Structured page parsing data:
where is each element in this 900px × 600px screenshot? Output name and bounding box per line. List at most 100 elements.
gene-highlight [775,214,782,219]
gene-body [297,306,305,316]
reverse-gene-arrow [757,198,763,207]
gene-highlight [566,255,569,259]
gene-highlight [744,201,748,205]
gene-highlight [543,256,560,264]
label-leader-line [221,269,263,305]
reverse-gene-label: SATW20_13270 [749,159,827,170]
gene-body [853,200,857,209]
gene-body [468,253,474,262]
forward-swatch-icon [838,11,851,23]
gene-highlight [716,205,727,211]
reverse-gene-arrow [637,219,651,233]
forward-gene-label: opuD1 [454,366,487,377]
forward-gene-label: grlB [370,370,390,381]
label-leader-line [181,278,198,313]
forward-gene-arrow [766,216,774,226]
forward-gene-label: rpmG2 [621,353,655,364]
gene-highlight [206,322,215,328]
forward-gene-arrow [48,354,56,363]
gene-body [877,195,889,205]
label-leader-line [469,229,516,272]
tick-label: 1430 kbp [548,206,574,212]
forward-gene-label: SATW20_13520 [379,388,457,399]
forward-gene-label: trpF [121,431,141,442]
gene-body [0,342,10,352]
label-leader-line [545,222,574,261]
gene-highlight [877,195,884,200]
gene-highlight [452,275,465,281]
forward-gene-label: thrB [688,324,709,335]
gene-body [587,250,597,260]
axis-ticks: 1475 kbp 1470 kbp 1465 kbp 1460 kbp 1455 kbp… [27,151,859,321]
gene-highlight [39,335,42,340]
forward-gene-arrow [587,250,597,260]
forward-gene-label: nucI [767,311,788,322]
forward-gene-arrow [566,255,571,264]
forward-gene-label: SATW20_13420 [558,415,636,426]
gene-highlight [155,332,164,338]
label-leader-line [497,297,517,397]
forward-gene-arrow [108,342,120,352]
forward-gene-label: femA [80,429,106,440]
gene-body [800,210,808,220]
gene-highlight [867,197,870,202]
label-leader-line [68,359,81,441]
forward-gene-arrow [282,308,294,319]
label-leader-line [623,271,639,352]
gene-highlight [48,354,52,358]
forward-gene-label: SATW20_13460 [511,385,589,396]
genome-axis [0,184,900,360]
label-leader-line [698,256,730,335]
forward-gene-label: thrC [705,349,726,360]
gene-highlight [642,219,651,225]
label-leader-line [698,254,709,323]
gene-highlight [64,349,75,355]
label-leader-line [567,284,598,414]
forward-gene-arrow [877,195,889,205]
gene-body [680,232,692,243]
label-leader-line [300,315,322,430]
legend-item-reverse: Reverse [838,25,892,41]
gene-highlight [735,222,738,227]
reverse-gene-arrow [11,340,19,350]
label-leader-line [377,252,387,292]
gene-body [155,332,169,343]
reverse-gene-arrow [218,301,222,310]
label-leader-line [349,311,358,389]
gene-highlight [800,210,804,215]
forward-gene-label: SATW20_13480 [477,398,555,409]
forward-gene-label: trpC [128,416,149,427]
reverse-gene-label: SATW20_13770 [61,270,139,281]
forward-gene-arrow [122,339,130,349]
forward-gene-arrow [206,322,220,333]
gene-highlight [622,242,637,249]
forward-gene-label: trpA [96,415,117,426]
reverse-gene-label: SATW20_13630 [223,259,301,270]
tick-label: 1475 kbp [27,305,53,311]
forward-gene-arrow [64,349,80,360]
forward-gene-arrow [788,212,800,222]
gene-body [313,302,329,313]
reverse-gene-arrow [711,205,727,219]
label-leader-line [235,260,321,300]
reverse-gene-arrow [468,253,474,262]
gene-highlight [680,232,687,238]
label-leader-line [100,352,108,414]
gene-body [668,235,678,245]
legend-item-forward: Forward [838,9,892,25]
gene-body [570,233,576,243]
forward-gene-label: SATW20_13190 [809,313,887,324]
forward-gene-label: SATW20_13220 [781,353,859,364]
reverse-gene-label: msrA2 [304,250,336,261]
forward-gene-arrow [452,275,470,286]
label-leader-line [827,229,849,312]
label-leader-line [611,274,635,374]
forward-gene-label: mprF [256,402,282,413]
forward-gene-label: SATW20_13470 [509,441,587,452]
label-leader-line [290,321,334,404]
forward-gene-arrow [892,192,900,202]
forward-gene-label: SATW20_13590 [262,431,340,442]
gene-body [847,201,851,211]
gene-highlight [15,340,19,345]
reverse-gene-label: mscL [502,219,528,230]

-- What to produce --
Write the data above out again in full, exactly.

-- Reply to the task --
where is each element in this 900px × 600px screenshot? Output name and bounding box per line. List at most 100 elements.
gene-highlight [775,214,782,219]
gene-body [297,306,305,316]
reverse-gene-arrow [757,198,763,207]
gene-highlight [566,255,569,259]
gene-highlight [744,201,748,205]
gene-highlight [543,256,560,264]
label-leader-line [221,269,263,305]
reverse-gene-label: SATW20_13270 [749,159,827,170]
gene-body [853,200,857,209]
gene-body [468,253,474,262]
forward-swatch-icon [838,11,851,23]
gene-highlight [716,205,727,211]
reverse-gene-arrow [637,219,651,233]
forward-gene-label: opuD1 [454,366,487,377]
forward-gene-label: grlB [370,370,390,381]
label-leader-line [181,278,198,313]
forward-gene-arrow [766,216,774,226]
forward-gene-label: rpmG2 [621,353,655,364]
gene-highlight [206,322,215,328]
forward-gene-arrow [48,354,56,363]
gene-body [877,195,889,205]
label-leader-line [469,229,516,272]
tick-label: 1430 kbp [548,206,574,212]
forward-gene-label: SATW20_13520 [379,388,457,399]
forward-gene-label: trpF [121,431,141,442]
gene-body [0,342,10,352]
label-leader-line [545,222,574,261]
gene-highlight [877,195,884,200]
gene-highlight [452,275,465,281]
forward-gene-label: thrB [688,324,709,335]
gene-body [587,250,597,260]
axis-ticks: 1475 kbp 1470 kbp 1465 kbp 1460 kbp 1455 kbp… [27,151,859,321]
gene-highlight [39,335,42,340]
forward-gene-arrow [587,250,597,260]
forward-gene-label: nucI [767,311,788,322]
forward-gene-arrow [566,255,571,264]
forward-gene-label: SATW20_13420 [558,415,636,426]
gene-highlight [155,332,164,338]
label-leader-line [497,297,517,397]
forward-gene-arrow [108,342,120,352]
forward-gene-label: femA [80,429,106,440]
gene-body [800,210,808,220]
gene-highlight [867,197,870,202]
label-leader-line [68,359,81,441]
forward-gene-arrow [282,308,294,319]
label-leader-line [623,271,639,352]
gene-highlight [48,354,52,358]
forward-gene-label: SATW20_13460 [511,385,589,396]
genome-axis [0,184,900,360]
label-leader-line [698,256,730,335]
forward-gene-label: thrC [705,349,726,360]
gene-highlight [642,219,651,225]
label-leader-line [698,254,709,323]
gene-highlight [64,349,75,355]
label-leader-line [567,284,598,414]
forward-gene-arrow [877,195,889,205]
gene-body [680,232,692,243]
label-leader-line [300,315,322,430]
legend-item-reverse: Reverse [838,25,892,41]
gene-highlight [735,222,738,227]
reverse-gene-arrow [11,340,19,350]
label-leader-line [377,252,387,292]
gene-body [155,332,169,343]
reverse-gene-arrow [218,301,222,310]
label-leader-line [349,311,358,389]
gene-highlight [800,210,804,215]
forward-gene-label: SATW20_13480 [477,398,555,409]
forward-gene-label: trpC [128,416,149,427]
reverse-gene-label: SATW20_13770 [61,270,139,281]
forward-gene-arrow [122,339,130,349]
forward-gene-arrow [206,322,220,333]
gene-highlight [622,242,637,249]
forward-gene-label: trpA [96,415,117,426]
reverse-gene-label: SATW20_13630 [223,259,301,270]
tick-label: 1475 kbp [27,305,53,311]
forward-gene-arrow [64,349,80,360]
forward-gene-arrow [788,212,800,222]
gene-body [313,302,329,313]
reverse-gene-arrow [711,205,727,219]
label-leader-line [235,260,321,300]
reverse-gene-arrow [468,253,474,262]
gene-highlight [680,232,687,238]
label-leader-line [100,352,108,414]
gene-body [668,235,678,245]
legend-item-forward: Forward [838,9,892,25]
gene-body [570,233,576,243]
forward-gene-label: SATW20_13190 [809,313,887,324]
forward-gene-label: SATW20_13220 [781,353,859,364]
reverse-gene-label: msrA2 [304,250,336,261]
forward-gene-arrow [452,275,470,286]
label-leader-line [827,229,849,312]
label-leader-line [611,274,635,374]
forward-gene-label: mprF [256,402,282,413]
forward-gene-label: SATW20_13470 [509,441,587,452]
label-leader-line [290,321,334,404]
forward-gene-arrow [892,192,900,202]
forward-gene-label: SATW20_13590 [262,431,340,442]
gene-body [847,201,851,211]
gene-highlight [15,340,19,345]
reverse-gene-label: mscL [502,219,528,230]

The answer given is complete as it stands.